• **WORK TO DO**: Count how many lines below contain the word "Element", then give that number alone.

· · ·

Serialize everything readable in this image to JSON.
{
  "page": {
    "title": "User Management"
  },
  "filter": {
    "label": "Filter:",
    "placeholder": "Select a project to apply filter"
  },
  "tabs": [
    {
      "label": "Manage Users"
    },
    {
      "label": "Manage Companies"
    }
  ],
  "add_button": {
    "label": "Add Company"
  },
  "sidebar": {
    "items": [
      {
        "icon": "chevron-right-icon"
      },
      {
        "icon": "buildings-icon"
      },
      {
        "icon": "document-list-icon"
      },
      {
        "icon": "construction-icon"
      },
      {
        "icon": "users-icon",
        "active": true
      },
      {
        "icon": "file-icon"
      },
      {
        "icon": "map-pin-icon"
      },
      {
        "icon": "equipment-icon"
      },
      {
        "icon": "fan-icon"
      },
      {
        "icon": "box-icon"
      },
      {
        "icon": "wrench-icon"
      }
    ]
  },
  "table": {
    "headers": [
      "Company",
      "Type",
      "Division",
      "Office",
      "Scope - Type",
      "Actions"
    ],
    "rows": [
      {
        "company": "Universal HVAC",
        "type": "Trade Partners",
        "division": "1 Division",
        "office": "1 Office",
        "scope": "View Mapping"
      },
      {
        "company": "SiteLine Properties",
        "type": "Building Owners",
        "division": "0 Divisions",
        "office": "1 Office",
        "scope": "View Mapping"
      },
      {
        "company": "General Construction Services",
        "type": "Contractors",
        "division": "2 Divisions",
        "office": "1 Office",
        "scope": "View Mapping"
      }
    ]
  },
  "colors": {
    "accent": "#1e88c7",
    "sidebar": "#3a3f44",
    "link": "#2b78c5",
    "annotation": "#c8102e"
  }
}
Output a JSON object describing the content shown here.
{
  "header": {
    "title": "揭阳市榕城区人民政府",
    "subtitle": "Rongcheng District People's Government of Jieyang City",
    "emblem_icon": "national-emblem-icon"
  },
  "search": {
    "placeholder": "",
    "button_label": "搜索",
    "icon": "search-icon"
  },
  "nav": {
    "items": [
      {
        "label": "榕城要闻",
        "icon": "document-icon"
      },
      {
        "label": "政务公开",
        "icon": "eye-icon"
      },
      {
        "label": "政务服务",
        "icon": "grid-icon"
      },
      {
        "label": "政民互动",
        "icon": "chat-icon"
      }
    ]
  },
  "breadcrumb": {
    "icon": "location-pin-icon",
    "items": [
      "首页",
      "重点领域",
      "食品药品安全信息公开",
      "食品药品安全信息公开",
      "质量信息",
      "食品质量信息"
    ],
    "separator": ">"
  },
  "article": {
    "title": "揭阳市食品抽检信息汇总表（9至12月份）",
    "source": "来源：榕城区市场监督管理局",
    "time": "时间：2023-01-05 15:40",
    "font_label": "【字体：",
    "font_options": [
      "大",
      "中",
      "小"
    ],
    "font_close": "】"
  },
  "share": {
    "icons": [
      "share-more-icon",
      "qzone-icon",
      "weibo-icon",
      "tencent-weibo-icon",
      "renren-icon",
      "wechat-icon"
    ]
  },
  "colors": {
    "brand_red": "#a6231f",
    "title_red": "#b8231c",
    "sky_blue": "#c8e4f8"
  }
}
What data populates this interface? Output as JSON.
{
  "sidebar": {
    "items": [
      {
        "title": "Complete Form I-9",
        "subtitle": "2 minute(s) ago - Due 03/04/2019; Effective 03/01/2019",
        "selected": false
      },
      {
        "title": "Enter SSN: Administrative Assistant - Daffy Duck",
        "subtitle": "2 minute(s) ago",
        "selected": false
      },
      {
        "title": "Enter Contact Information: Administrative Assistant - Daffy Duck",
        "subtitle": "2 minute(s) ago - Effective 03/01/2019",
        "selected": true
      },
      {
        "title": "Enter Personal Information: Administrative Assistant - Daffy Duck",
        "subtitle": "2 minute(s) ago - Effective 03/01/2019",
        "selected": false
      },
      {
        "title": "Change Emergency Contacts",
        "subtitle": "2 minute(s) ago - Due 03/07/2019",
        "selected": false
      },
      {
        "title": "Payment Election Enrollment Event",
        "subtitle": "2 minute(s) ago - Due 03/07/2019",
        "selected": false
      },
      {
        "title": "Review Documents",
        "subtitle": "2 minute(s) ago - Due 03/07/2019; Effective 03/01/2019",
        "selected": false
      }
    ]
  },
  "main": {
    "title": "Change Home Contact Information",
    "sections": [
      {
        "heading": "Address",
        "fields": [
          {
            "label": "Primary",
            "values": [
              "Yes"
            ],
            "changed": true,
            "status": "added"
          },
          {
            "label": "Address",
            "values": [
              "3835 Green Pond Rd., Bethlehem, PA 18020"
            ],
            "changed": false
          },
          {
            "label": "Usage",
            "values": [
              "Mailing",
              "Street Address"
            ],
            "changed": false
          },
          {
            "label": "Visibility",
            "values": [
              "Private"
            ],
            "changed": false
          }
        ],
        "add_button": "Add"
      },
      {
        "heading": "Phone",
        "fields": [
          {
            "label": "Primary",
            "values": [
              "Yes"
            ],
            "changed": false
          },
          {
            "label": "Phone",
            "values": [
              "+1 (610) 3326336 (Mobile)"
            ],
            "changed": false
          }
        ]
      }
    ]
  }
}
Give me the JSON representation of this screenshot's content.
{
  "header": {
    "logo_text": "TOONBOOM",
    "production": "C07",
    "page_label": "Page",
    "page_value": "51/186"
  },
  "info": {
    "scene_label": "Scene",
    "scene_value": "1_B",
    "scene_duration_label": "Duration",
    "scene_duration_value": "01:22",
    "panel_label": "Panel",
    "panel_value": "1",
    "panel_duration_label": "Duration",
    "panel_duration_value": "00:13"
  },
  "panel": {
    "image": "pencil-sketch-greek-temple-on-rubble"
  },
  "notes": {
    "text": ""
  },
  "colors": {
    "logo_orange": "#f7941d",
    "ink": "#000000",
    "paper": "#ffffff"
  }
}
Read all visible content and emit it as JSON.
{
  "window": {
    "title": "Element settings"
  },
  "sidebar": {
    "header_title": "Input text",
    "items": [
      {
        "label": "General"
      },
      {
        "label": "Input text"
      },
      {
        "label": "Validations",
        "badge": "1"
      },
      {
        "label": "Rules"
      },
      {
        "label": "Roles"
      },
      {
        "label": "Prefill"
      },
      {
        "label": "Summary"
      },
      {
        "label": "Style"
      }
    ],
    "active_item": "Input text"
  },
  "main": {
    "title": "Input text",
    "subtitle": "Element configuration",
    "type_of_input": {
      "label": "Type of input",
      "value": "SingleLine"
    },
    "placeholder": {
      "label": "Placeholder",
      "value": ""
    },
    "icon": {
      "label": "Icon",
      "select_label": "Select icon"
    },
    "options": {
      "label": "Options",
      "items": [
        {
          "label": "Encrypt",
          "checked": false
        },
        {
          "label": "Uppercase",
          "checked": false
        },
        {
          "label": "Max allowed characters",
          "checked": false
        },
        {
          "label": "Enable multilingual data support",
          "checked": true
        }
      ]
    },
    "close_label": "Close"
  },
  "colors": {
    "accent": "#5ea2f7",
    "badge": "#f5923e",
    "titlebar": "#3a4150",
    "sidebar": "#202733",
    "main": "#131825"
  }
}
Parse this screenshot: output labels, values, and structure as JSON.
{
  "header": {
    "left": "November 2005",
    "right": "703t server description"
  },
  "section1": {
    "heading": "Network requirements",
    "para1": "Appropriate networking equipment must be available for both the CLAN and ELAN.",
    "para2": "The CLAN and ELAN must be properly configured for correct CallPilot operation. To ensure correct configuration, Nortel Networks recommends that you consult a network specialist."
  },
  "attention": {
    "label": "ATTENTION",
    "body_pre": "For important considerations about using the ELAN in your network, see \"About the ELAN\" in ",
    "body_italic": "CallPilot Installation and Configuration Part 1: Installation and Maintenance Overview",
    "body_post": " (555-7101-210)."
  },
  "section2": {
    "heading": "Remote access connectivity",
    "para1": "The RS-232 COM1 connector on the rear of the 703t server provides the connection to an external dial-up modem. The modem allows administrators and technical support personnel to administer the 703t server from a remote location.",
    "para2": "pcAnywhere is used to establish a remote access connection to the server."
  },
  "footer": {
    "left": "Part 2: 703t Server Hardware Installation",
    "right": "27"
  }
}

· · ·

• **FULL RESPONSE**: 2